WHAT THE EXERCISE ASKS —
Produce a word-for-word copy of the listing below without its pictures.

begin RECORDED INFORMATION

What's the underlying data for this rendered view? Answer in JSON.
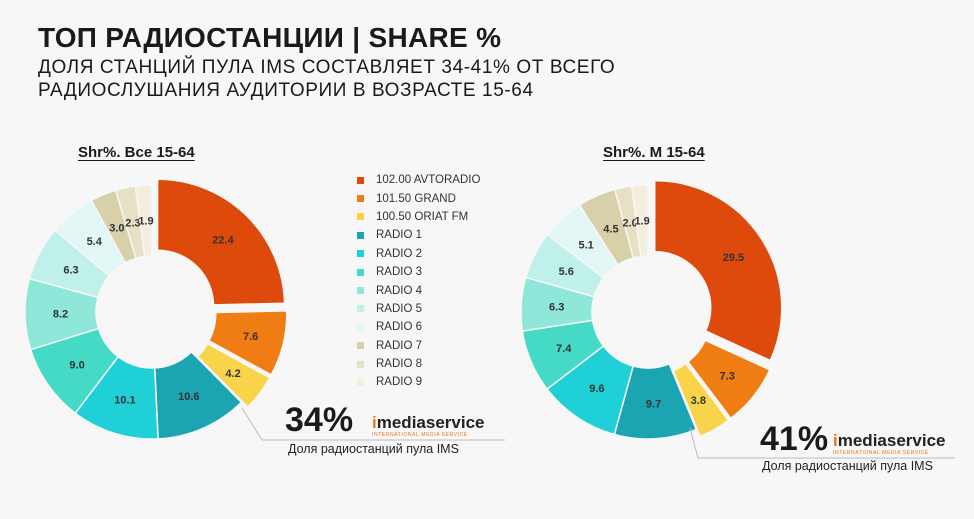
{
  "header": {
    "title": "ТОП РАДИОСТАНЦИИ | SHARE %",
    "subtitle": "ДОЛЯ СТАНЦИЙ ПУЛА IMS СОСТАВЛЯЕТ 34-41% ОТ ВСЕГО РАДИОСЛУШАНИЯ АУДИТОРИИ В ВОЗРАСТЕ 15-64"
  },
  "legend_items": [
    {
      "label": "102.00 AVTORADIO",
      "color": "#dd4a0c"
    },
    {
      "label": "101.50 GRAND",
      "color": "#f07c14"
    },
    {
      "label": "100.50 ORIAT FM",
      "color": "#f9d44a"
    },
    {
      "label": "RADIO 1",
      "color": "#1ba5b3"
    },
    {
      "label": "RADIO 2",
      "color": "#1fd0d6"
    },
    {
      "label": "RADIO 3",
      "color": "#45dac6"
    },
    {
      "label": "RADIO 4",
      "color": "#8ee7d8"
    },
    {
      "label": "RADIO 5",
      "color": "#bff0ea"
    },
    {
      "label": "RADIO 6",
      "color": "#e2f7f5"
    },
    {
      "label": "RADIO 7",
      "color": "#d8d0a8"
    },
    {
      "label": "RADIO 8",
      "color": "#e6e0c4"
    },
    {
      "label": "RADIO 9",
      "color": "#f3efdf"
    }
  ],
  "chart_data": [
    {
      "type": "pie",
      "title": "Shr%. Все 15-64",
      "categories": [
        "102.00 AVTORADIO",
        "101.50 GRAND",
        "100.50 ORIAT FM",
        "RADIO 1",
        "RADIO 2",
        "RADIO 3",
        "RADIO 4",
        "RADIO 5",
        "RADIO 6",
        "RADIO 7",
        "RADIO 8",
        "RADIO 9"
      ],
      "values": [
        22.4,
        7.6,
        4.2,
        10.6,
        10.1,
        9.0,
        8.2,
        6.3,
        5.4,
        3.0,
        2.3,
        1.9
      ],
      "labels": [
        "22.4",
        "7.6",
        "4.2",
        "10.6",
        "10.1",
        "9.0",
        "8.2",
        "6.3",
        "5.4",
        "3.0",
        "2.3",
        "1.9"
      ],
      "pool_share": "34%",
      "pool_caption": "Доля радиостанций пула IMS"
    },
    {
      "type": "pie",
      "title": "Shr%. М 15-64",
      "categories": [
        "102.00 AVTORADIO",
        "101.50 GRAND",
        "100.50 ORIAT FM",
        "RADIO 1",
        "RADIO 2",
        "RADIO 3",
        "RADIO 4",
        "RADIO 5",
        "RADIO 6",
        "RADIO 7",
        "RADIO 8",
        "RADIO 9"
      ],
      "values": [
        29.5,
        7.3,
        3.8,
        9.7,
        9.6,
        7.4,
        6.3,
        5.6,
        5.1,
        4.5,
        2.0,
        1.9
      ],
      "labels": [
        "29.5",
        "7.3",
        "3.8",
        "9.7",
        "9.6",
        "7.4",
        "6.3",
        "5.6",
        "5.1",
        "4.5",
        "2.0",
        "1.9"
      ],
      "pool_share": "41%",
      "pool_caption": "Доля радиостанций пула IMS"
    }
  ],
  "logo": {
    "accent": "i",
    "name": "mediaservice",
    "tagline": "INTERNATIONAL MEDIA SERVICE"
  }
}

end RECORDED INFORMATION

THE COMPLETED TASK —
What's the underlying data for this rendered view? Answer in JSON.
{
  "header": {
    "title": "ТОП РАДИОСТАНЦИИ | SHARE %",
    "subtitle": "ДОЛЯ СТАНЦИЙ ПУЛА IMS СОСТАВЛЯЕТ 34-41% ОТ ВСЕГО РАДИОСЛУШАНИЯ АУДИТОРИИ В ВОЗРАСТЕ 15-64"
  },
  "legend_items": [
    {
      "label": "102.00 AVTORADIO",
      "color": "#dd4a0c"
    },
    {
      "label": "101.50 GRAND",
      "color": "#f07c14"
    },
    {
      "label": "100.50 ORIAT FM",
      "color": "#f9d44a"
    },
    {
      "label": "RADIO 1",
      "color": "#1ba5b3"
    },
    {
      "label": "RADIO 2",
      "color": "#1fd0d6"
    },
    {
      "label": "RADIO 3",
      "color": "#45dac6"
    },
    {
      "label": "RADIO 4",
      "color": "#8ee7d8"
    },
    {
      "label": "RADIO 5",
      "color": "#bff0ea"
    },
    {
      "label": "RADIO 6",
      "color": "#e2f7f5"
    },
    {
      "label": "RADIO 7",
      "color": "#d8d0a8"
    },
    {
      "label": "RADIO 8",
      "color": "#e6e0c4"
    },
    {
      "label": "RADIO 9",
      "color": "#f3efdf"
    }
  ],
  "chart_data": [
    {
      "type": "pie",
      "title": "Shr%. Все 15-64",
      "categories": [
        "102.00 AVTORADIO",
        "101.50 GRAND",
        "100.50 ORIAT FM",
        "RADIO 1",
        "RADIO 2",
        "RADIO 3",
        "RADIO 4",
        "RADIO 5",
        "RADIO 6",
        "RADIO 7",
        "RADIO 8",
        "RADIO 9"
      ],
      "values": [
        22.4,
        7.6,
        4.2,
        10.6,
        10.1,
        9.0,
        8.2,
        6.3,
        5.4,
        3.0,
        2.3,
        1.9
      ],
      "labels": [
        "22.4",
        "7.6",
        "4.2",
        "10.6",
        "10.1",
        "9.0",
        "8.2",
        "6.3",
        "5.4",
        "3.0",
        "2.3",
        "1.9"
      ],
      "pool_share": "34%",
      "pool_caption": "Доля радиостанций пула IMS"
    },
    {
      "type": "pie",
      "title": "Shr%. М 15-64",
      "categories": [
        "102.00 AVTORADIO",
        "101.50 GRAND",
        "100.50 ORIAT FM",
        "RADIO 1",
        "RADIO 2",
        "RADIO 3",
        "RADIO 4",
        "RADIO 5",
        "RADIO 6",
        "RADIO 7",
        "RADIO 8",
        "RADIO 9"
      ],
      "values": [
        29.5,
        7.3,
        3.8,
        9.7,
        9.6,
        7.4,
        6.3,
        5.6,
        5.1,
        4.5,
        2.0,
        1.9
      ],
      "labels": [
        "29.5",
        "7.3",
        "3.8",
        "9.7",
        "9.6",
        "7.4",
        "6.3",
        "5.6",
        "5.1",
        "4.5",
        "2.0",
        "1.9"
      ],
      "pool_share": "41%",
      "pool_caption": "Доля радиостанций пула IMS"
    }
  ],
  "logo": {
    "accent": "i",
    "name": "mediaservice",
    "tagline": "INTERNATIONAL MEDIA SERVICE"
  }
}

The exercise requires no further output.